From the entries below, gather each line containing the word "mich".

>> BEGIN

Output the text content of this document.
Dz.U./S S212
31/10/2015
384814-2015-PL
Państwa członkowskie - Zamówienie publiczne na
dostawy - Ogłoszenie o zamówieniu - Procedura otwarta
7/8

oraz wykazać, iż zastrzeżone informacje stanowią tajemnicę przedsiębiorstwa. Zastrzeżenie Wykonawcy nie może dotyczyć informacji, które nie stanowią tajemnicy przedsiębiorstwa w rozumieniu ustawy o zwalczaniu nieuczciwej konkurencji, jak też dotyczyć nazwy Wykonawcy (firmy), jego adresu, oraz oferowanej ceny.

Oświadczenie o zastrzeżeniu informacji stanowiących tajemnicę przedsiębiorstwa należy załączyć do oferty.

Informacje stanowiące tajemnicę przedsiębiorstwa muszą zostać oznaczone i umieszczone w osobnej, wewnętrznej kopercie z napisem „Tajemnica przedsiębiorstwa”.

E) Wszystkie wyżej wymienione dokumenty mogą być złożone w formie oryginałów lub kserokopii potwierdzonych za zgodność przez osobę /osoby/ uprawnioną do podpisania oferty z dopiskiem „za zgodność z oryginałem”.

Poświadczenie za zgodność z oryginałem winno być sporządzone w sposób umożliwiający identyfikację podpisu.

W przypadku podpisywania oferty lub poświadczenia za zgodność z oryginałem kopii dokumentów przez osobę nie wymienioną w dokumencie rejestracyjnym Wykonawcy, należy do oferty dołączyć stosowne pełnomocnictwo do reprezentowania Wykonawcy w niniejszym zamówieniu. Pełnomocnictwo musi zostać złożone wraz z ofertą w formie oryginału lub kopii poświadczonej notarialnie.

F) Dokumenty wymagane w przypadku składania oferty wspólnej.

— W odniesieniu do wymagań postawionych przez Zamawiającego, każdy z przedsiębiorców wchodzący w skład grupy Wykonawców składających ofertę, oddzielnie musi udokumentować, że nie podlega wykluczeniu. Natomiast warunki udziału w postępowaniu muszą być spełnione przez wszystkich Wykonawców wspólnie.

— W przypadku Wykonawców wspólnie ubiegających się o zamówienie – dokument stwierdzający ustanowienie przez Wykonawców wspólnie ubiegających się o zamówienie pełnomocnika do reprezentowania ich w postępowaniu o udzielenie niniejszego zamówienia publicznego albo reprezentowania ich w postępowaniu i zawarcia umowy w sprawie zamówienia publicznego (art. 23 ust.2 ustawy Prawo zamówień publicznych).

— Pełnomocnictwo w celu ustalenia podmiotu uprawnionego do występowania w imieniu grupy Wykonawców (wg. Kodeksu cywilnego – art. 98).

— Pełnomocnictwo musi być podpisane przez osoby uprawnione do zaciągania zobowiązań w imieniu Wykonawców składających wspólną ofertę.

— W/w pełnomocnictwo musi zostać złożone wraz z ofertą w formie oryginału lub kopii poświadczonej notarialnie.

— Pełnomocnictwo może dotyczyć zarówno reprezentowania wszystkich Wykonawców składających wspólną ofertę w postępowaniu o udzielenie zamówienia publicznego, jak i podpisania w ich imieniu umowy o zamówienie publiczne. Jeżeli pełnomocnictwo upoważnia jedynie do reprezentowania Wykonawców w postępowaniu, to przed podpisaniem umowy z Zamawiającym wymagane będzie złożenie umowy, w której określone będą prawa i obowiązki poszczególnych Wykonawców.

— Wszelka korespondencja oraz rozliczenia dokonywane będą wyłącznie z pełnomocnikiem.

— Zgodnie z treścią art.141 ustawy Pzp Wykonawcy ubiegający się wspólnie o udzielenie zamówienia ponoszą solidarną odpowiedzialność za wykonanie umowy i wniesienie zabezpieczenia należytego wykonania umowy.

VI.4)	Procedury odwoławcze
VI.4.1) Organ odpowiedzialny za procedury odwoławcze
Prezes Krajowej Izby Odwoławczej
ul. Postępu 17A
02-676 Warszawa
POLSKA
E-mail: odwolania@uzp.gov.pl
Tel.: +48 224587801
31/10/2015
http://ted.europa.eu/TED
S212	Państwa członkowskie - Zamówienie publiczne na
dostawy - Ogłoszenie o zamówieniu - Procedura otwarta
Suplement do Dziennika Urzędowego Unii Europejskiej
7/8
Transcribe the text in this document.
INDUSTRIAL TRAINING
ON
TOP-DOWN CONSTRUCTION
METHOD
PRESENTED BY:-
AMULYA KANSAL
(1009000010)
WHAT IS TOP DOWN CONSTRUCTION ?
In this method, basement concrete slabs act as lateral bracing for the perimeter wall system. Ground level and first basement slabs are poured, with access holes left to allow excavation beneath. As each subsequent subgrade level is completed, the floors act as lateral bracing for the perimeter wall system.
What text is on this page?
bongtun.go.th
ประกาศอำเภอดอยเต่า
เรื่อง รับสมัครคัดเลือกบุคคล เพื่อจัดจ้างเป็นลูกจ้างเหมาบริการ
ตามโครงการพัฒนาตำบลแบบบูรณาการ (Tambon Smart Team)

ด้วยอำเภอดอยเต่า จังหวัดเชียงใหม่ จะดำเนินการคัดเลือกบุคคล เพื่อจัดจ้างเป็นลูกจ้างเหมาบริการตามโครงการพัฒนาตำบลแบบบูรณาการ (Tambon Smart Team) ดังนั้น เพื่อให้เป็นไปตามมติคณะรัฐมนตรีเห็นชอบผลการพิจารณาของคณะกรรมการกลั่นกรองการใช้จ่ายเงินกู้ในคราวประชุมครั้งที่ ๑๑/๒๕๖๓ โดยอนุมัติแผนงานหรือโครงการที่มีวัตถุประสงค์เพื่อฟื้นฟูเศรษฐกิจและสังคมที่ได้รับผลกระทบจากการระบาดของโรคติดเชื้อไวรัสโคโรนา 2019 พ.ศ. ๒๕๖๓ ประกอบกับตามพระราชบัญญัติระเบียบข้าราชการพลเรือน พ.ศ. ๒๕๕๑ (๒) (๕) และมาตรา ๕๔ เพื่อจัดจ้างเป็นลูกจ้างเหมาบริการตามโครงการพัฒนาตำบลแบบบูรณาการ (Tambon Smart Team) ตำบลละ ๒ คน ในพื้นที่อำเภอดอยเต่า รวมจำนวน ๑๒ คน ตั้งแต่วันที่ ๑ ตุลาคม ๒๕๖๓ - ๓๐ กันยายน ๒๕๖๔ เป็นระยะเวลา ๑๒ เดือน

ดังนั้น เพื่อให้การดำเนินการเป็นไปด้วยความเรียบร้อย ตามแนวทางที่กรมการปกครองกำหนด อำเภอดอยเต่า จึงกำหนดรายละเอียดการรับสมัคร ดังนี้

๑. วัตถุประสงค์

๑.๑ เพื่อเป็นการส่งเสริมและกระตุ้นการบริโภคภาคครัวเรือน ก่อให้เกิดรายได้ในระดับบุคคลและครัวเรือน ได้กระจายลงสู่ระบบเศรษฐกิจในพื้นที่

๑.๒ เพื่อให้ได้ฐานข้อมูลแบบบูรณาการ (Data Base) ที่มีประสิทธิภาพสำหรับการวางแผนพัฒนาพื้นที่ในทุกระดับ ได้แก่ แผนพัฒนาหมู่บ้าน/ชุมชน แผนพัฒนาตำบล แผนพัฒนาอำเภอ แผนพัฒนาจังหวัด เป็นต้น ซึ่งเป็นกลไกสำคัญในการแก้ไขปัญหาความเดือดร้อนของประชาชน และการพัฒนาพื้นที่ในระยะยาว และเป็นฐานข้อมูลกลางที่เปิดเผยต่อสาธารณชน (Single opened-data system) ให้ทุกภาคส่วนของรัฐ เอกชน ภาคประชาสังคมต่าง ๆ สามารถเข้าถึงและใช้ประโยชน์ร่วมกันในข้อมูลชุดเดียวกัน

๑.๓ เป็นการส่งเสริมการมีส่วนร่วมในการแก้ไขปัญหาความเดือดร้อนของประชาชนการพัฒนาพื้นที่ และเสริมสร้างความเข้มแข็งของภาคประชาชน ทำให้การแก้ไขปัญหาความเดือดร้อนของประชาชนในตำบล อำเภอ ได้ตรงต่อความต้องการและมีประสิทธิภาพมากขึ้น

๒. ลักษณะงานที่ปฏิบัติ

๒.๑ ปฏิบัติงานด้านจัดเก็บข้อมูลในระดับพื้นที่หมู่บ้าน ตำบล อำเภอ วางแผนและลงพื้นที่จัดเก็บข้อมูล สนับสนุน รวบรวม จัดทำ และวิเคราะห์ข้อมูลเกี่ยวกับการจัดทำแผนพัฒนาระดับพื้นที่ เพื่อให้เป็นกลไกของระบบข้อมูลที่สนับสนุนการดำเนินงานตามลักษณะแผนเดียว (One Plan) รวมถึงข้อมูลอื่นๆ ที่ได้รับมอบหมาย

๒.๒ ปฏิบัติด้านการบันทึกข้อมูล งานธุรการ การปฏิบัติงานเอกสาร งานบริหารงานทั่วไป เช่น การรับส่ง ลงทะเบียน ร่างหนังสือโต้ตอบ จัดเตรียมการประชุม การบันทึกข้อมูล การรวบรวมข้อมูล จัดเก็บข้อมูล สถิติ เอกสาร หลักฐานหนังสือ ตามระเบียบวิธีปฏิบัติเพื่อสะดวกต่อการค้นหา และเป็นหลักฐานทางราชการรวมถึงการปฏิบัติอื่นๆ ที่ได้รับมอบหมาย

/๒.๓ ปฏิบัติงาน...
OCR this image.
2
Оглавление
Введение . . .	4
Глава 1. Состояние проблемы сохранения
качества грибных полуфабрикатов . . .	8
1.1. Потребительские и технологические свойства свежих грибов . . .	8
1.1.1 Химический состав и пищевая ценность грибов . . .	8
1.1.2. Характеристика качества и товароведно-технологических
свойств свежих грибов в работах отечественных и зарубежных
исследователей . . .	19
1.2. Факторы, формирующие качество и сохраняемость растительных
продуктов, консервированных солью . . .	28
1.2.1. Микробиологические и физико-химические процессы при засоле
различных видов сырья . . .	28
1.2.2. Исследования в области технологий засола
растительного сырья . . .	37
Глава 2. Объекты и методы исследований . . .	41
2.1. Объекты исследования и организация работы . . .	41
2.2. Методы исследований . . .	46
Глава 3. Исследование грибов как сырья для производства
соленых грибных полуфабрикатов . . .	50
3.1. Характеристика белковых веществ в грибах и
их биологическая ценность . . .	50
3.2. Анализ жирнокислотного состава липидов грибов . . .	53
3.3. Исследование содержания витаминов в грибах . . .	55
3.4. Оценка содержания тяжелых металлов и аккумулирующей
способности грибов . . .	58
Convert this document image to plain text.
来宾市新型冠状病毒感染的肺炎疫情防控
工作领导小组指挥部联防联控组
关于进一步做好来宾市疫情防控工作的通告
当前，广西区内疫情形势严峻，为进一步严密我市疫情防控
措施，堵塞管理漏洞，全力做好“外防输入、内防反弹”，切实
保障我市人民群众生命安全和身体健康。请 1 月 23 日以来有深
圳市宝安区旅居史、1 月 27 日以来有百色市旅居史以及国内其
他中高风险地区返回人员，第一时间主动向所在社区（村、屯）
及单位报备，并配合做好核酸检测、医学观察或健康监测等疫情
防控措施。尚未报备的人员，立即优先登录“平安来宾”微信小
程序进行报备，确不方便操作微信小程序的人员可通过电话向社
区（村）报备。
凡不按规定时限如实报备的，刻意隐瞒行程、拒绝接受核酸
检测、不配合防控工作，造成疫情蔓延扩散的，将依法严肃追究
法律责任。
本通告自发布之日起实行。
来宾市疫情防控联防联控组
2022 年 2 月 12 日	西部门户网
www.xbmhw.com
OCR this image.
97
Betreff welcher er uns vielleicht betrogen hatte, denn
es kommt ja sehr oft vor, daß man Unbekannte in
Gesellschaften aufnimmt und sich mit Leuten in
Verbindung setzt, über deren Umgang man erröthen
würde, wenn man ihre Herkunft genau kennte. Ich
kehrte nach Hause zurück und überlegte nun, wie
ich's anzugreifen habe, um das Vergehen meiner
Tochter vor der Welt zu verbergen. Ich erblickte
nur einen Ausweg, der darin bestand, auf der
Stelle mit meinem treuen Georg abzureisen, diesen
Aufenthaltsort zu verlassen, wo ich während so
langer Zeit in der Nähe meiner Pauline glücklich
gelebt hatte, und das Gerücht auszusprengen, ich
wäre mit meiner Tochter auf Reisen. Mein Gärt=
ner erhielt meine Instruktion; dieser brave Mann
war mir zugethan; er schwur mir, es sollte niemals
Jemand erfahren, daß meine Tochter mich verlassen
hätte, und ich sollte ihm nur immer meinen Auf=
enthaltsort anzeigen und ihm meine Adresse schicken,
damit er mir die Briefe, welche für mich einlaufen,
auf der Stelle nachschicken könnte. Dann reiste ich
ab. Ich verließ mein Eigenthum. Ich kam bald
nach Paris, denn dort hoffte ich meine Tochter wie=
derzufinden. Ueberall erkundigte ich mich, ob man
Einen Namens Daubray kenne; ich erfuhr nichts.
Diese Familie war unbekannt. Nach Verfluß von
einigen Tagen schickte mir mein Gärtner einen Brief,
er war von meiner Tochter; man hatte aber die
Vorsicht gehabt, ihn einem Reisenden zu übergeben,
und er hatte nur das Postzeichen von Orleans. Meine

>> END

- **Right answer**:
Jemand erfahren, daß meine Tochter mich verlassen
damit er mir die Briefe, welche für mich einlaufen,
derzufinden. Ueberall erkundigte ich mich, ob man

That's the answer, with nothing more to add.